**TO DO**
Report every line in the listing that contains the string "Pacheco".

** Start of RECORDS PROVIDED **

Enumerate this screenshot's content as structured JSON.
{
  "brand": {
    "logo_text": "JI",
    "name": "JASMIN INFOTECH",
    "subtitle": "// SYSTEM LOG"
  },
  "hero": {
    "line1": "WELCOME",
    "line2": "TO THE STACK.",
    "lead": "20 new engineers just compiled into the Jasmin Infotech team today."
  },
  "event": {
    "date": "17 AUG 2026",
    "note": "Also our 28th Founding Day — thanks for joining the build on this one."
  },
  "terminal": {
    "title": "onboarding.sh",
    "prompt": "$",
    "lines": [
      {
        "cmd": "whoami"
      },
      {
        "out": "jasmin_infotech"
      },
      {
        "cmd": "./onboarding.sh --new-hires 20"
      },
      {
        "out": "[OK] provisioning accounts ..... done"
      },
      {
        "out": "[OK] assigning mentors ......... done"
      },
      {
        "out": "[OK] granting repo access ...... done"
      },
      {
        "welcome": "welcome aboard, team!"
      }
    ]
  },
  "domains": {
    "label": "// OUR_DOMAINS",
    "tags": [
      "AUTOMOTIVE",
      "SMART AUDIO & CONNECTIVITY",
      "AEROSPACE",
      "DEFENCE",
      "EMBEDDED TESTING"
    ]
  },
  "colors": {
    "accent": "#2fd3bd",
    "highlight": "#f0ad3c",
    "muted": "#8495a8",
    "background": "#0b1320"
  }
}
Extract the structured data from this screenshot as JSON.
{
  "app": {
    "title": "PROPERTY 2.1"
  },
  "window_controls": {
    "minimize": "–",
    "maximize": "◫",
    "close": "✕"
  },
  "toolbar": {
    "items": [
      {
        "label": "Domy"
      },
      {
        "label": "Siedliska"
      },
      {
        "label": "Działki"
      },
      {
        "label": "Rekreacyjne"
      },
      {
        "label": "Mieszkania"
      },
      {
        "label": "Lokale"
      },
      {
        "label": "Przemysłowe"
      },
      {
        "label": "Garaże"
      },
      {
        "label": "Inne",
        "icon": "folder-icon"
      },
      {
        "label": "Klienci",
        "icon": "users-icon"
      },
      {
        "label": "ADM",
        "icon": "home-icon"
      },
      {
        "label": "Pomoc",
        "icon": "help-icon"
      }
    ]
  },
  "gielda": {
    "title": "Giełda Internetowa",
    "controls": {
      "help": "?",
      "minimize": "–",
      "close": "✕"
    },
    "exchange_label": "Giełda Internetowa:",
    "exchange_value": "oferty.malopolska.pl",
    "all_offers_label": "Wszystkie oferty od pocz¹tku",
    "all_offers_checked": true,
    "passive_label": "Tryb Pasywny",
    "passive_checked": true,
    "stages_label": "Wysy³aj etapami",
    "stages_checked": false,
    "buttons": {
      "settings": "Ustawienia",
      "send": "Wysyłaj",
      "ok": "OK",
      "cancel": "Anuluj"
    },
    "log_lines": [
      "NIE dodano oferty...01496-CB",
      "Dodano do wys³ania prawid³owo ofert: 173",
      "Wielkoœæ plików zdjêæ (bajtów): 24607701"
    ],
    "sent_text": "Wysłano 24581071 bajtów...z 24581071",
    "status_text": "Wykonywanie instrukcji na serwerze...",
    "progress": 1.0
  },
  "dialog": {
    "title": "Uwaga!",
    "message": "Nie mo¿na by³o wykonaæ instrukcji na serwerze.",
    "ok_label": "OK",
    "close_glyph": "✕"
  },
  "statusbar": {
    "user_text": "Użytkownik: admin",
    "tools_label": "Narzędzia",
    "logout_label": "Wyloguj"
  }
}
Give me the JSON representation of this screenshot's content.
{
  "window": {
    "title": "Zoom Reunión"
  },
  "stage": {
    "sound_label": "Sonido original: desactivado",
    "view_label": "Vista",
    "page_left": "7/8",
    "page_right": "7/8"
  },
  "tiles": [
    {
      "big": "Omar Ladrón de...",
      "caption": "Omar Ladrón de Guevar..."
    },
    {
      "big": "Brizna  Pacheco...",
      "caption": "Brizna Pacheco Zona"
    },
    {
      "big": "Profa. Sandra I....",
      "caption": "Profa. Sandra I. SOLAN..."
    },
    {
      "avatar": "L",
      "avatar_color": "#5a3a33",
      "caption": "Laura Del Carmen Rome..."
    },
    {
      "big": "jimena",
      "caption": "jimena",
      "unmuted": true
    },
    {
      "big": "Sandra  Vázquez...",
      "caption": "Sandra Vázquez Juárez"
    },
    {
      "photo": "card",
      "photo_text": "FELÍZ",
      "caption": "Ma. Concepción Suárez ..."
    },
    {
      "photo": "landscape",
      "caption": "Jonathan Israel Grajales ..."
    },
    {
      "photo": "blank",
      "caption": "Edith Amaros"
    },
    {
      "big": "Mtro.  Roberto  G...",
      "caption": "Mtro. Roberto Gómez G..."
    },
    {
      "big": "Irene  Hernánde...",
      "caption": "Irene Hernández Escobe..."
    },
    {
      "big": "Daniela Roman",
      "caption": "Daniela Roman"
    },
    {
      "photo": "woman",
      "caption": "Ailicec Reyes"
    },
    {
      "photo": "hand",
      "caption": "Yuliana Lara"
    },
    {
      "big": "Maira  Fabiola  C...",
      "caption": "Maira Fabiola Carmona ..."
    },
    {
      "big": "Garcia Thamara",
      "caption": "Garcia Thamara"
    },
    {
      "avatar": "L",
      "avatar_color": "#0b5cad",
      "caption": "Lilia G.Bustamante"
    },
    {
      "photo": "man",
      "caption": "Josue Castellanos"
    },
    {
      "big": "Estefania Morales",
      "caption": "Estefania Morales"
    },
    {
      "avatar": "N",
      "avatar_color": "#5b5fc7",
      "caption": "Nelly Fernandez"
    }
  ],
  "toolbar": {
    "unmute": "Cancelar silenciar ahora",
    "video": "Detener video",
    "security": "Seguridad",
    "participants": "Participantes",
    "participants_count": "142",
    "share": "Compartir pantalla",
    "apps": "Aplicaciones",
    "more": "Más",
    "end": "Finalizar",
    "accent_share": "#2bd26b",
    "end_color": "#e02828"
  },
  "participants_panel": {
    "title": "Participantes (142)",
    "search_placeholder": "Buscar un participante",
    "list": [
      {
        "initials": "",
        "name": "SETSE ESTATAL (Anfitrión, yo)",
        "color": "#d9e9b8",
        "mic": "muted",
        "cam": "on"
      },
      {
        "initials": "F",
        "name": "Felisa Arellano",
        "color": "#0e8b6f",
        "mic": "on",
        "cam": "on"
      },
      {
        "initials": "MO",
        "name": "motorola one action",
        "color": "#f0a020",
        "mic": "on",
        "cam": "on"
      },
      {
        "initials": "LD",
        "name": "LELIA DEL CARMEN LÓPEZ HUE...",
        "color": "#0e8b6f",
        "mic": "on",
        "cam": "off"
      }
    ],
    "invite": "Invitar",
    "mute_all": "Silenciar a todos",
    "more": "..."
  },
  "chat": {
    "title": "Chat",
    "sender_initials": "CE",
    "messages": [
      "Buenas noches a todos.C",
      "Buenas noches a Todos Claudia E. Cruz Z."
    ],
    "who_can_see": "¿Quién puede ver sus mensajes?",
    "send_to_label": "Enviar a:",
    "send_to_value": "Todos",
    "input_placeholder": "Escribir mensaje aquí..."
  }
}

** End of RECORDS PROVIDED **

**RESULT OF THE TASK**
      "big": "Brizna  Pacheco...",
      "caption": "Brizna Pacheco Zona"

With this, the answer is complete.